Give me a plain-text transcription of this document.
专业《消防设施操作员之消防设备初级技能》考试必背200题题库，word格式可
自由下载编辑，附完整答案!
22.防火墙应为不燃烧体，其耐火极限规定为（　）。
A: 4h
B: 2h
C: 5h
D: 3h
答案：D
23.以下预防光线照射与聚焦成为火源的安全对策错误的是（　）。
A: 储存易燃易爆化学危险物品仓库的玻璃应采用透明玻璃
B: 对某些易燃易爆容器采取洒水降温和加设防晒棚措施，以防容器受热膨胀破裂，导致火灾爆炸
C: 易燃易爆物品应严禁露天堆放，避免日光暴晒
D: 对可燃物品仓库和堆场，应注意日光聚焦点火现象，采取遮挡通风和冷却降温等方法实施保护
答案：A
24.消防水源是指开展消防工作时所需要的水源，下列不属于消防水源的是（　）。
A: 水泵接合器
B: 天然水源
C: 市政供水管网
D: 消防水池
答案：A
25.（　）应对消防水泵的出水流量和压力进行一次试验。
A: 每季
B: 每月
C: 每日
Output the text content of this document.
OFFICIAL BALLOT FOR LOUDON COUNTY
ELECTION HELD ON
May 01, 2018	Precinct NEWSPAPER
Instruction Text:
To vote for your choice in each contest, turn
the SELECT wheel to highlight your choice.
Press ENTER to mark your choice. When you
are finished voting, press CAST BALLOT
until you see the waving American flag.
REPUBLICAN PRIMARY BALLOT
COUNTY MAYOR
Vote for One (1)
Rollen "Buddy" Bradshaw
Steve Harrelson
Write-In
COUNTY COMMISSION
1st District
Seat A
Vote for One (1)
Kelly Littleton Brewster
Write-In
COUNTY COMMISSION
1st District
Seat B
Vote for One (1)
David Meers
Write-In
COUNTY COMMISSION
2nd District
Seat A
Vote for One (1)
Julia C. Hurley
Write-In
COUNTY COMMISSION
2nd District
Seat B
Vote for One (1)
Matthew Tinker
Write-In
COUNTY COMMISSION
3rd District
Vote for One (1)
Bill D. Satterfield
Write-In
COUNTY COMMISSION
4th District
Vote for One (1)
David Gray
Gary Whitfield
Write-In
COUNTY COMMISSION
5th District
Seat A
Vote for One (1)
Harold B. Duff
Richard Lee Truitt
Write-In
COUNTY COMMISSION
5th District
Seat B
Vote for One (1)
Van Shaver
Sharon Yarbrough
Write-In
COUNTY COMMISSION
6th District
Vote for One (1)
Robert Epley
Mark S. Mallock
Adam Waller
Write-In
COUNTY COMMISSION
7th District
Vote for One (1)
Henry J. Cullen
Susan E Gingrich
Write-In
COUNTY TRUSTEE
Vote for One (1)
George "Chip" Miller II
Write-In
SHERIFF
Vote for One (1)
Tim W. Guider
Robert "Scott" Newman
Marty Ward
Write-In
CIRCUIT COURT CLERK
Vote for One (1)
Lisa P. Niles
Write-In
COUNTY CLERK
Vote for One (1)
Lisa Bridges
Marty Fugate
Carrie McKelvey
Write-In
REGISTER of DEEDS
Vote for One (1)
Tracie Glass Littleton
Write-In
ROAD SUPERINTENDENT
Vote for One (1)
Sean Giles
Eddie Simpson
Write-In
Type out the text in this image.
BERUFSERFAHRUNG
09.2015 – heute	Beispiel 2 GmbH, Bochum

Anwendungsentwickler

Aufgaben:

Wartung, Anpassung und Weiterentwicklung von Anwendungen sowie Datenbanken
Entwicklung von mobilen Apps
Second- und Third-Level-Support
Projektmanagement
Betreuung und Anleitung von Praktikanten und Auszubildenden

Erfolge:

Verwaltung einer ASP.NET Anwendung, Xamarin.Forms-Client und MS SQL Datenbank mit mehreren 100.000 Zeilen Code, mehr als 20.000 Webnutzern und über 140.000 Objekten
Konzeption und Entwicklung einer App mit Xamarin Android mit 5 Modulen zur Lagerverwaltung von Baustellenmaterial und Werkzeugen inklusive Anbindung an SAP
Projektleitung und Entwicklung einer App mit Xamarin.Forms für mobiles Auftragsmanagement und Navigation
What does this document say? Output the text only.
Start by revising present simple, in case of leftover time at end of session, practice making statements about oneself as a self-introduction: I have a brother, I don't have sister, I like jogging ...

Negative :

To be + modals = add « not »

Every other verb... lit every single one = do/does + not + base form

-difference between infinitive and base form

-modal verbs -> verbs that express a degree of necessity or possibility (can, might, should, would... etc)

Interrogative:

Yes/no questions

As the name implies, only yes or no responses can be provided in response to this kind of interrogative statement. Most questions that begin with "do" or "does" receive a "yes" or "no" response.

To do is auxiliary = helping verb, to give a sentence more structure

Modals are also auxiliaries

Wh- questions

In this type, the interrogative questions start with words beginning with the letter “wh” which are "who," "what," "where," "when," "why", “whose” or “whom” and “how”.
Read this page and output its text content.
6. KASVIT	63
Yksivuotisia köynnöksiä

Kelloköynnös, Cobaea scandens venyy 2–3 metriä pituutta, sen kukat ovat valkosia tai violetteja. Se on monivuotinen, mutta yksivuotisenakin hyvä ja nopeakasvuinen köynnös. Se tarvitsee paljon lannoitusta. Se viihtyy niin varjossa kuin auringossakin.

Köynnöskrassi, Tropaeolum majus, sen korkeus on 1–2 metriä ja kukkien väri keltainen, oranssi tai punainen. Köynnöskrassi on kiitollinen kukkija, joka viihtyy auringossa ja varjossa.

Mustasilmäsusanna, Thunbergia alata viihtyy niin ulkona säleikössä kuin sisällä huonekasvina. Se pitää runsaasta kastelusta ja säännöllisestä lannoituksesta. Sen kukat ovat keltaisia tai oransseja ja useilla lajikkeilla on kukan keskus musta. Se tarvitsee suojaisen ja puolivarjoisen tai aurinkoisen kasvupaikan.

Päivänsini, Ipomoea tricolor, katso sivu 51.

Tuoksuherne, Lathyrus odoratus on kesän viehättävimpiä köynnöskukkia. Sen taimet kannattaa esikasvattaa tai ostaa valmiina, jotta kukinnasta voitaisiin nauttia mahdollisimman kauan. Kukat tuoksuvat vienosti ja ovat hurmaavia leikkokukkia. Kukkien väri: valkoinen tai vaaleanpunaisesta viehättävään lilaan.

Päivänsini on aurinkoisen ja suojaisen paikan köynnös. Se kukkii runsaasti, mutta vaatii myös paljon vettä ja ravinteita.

• [Goal] Among the entries above, identify all lines with "only" and copy them.

• [Complete answer]
What does this document say? Output the text only.
As the name implies, only yes or no responses can be provided in response to this kind of interrogative statement. Most questions that begin with "do" or "does" receive a "yes" or "no" response.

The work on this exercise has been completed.